_Requirements_
From the entries below, copy out every line with "they" in it.

[Records from a dataset]

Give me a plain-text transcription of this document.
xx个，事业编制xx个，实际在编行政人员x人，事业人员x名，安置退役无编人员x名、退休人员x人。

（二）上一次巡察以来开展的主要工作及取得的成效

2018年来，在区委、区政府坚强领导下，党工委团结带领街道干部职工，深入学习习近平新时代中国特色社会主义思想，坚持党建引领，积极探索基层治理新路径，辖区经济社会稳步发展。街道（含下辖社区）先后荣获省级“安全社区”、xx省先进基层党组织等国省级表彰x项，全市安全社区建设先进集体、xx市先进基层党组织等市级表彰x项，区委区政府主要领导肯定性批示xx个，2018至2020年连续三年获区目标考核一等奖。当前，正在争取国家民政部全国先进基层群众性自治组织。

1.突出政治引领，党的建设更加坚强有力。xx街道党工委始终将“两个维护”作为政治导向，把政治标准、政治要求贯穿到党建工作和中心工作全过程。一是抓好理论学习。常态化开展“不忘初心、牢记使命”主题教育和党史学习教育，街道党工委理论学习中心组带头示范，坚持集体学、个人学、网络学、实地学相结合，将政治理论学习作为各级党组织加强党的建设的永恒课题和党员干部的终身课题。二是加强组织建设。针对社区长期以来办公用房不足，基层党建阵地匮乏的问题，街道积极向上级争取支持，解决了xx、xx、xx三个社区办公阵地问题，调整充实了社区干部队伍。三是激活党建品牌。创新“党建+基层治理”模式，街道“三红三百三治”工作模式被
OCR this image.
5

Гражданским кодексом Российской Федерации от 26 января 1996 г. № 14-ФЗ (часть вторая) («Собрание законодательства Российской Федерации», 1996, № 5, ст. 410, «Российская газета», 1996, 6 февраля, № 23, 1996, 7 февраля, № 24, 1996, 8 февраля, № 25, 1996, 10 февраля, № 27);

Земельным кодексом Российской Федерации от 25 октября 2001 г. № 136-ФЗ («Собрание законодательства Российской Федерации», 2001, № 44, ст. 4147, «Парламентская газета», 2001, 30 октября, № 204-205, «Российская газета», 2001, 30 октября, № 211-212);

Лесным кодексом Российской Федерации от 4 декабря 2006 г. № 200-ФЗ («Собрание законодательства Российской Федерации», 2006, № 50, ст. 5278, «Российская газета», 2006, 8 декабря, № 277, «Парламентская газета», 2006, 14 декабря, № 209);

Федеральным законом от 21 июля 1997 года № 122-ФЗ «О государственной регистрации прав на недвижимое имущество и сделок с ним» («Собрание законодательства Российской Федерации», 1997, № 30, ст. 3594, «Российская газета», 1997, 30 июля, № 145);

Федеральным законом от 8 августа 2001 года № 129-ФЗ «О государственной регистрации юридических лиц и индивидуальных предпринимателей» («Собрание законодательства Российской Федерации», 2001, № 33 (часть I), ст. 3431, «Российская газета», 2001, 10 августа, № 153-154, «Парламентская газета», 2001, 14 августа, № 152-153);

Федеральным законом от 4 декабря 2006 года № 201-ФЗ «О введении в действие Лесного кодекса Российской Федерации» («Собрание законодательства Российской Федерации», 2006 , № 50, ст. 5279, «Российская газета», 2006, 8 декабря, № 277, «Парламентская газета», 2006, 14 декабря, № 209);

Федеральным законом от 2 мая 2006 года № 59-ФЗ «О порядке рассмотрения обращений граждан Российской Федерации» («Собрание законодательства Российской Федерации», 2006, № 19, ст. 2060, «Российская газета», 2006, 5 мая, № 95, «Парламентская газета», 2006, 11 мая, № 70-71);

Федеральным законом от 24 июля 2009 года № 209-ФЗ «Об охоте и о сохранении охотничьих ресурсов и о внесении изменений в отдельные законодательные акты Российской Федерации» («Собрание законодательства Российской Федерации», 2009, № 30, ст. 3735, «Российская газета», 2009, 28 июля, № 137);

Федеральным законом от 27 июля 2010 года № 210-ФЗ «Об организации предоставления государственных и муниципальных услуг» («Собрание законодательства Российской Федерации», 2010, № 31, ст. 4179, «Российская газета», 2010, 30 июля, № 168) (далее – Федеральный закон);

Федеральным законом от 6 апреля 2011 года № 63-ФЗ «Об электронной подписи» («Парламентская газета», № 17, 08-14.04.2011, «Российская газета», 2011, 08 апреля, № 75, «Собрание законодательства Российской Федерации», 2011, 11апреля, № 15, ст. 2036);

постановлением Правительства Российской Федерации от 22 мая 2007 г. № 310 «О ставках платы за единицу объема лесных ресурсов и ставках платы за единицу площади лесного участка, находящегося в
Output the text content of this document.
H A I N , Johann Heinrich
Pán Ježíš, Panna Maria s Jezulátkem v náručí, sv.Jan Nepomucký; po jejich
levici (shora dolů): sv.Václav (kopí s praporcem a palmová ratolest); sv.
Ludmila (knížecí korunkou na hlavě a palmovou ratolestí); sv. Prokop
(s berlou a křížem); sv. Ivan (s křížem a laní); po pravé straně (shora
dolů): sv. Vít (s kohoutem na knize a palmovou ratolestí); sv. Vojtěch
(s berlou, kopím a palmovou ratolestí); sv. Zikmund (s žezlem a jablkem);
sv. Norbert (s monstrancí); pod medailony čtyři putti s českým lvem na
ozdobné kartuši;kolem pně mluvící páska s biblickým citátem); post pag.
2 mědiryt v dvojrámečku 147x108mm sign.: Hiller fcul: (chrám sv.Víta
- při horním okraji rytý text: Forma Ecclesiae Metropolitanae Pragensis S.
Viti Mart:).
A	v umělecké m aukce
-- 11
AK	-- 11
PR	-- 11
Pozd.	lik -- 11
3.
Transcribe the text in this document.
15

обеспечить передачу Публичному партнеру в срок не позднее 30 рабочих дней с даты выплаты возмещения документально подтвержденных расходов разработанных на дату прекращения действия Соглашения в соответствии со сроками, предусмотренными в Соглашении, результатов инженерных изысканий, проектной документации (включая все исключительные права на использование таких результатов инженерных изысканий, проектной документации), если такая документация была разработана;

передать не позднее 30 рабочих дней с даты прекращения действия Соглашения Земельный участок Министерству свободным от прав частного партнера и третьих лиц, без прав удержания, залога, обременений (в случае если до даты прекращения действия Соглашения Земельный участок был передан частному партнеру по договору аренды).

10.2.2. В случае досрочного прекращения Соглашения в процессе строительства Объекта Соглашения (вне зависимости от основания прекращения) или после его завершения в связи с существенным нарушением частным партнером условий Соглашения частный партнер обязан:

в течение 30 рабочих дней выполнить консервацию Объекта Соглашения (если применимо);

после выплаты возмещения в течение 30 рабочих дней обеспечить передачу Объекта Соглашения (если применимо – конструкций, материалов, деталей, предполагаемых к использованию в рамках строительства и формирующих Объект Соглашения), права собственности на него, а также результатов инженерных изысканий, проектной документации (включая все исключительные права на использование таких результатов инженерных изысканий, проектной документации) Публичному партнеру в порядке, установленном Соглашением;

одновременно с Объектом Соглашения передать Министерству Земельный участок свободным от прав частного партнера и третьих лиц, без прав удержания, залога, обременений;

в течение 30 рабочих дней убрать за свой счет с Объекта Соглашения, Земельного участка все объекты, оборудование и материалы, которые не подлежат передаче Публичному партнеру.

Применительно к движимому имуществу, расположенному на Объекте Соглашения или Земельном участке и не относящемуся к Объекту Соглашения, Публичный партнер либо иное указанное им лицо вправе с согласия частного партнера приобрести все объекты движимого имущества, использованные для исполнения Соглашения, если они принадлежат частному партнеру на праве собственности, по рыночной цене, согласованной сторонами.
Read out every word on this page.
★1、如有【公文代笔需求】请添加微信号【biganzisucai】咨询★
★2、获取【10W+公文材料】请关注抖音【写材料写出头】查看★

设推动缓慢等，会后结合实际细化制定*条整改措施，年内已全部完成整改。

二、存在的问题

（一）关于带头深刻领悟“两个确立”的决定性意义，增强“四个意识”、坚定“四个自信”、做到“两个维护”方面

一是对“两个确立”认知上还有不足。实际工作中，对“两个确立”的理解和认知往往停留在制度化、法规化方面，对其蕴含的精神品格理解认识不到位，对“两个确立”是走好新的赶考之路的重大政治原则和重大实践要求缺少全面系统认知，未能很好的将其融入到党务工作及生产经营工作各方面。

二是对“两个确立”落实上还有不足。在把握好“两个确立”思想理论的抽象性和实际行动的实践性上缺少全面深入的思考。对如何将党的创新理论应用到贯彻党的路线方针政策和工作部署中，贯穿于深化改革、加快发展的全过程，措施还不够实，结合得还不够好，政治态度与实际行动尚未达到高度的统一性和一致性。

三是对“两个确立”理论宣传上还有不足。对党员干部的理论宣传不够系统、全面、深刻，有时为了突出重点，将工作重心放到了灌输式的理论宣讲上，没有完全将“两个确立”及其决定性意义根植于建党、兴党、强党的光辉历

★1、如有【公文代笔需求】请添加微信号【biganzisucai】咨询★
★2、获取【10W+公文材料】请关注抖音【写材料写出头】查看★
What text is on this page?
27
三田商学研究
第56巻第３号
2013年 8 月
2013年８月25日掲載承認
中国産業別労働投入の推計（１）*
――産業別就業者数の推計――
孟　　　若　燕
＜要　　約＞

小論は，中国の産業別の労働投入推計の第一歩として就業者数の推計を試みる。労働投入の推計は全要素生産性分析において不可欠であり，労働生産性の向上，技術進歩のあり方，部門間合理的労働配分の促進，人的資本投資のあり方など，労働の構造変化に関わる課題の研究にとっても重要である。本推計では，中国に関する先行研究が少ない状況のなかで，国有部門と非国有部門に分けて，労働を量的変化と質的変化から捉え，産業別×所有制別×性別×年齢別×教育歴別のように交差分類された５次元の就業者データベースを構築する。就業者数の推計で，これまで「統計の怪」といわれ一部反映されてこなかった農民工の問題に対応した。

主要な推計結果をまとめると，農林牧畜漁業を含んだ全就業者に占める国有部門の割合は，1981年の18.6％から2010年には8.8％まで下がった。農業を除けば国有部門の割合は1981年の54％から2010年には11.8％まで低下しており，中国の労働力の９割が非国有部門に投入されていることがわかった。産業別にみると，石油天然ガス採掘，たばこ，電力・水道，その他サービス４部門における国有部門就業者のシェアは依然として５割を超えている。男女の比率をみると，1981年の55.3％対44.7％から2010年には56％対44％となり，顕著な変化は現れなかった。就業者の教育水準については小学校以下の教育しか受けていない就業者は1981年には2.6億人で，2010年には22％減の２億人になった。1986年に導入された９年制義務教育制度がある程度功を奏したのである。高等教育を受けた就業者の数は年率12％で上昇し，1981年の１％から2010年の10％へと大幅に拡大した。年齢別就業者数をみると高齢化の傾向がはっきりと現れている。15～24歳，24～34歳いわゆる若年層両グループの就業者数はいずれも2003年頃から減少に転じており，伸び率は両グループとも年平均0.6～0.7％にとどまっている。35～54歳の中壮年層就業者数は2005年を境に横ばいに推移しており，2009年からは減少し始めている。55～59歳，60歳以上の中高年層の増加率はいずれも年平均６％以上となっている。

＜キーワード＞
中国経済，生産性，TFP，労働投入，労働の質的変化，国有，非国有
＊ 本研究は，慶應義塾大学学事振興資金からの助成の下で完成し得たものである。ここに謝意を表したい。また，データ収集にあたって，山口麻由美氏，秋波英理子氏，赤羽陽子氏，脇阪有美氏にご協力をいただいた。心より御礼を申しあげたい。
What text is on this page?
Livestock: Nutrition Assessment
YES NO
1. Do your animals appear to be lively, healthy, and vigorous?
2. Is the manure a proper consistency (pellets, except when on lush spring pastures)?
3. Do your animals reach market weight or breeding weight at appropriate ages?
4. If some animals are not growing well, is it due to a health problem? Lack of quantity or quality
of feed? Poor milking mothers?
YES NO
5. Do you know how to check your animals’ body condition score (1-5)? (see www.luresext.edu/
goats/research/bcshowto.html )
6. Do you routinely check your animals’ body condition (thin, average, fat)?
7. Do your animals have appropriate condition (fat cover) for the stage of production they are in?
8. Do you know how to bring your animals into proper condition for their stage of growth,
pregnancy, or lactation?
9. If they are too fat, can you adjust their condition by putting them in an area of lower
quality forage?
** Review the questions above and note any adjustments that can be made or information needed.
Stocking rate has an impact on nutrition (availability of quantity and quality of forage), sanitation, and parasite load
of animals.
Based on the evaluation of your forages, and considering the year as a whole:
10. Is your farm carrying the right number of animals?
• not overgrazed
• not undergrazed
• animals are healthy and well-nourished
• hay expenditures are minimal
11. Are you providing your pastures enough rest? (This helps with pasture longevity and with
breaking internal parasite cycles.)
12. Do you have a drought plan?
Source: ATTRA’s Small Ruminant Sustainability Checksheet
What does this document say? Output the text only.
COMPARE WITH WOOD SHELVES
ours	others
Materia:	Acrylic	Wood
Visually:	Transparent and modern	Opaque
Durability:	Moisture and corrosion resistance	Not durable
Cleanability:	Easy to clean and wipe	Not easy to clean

_Final result_
7. Do your animals have appropriate condition (fat cover) for the stage of production they are in?
9. If they are too fat, can you adjust their condition by putting them in an area of lower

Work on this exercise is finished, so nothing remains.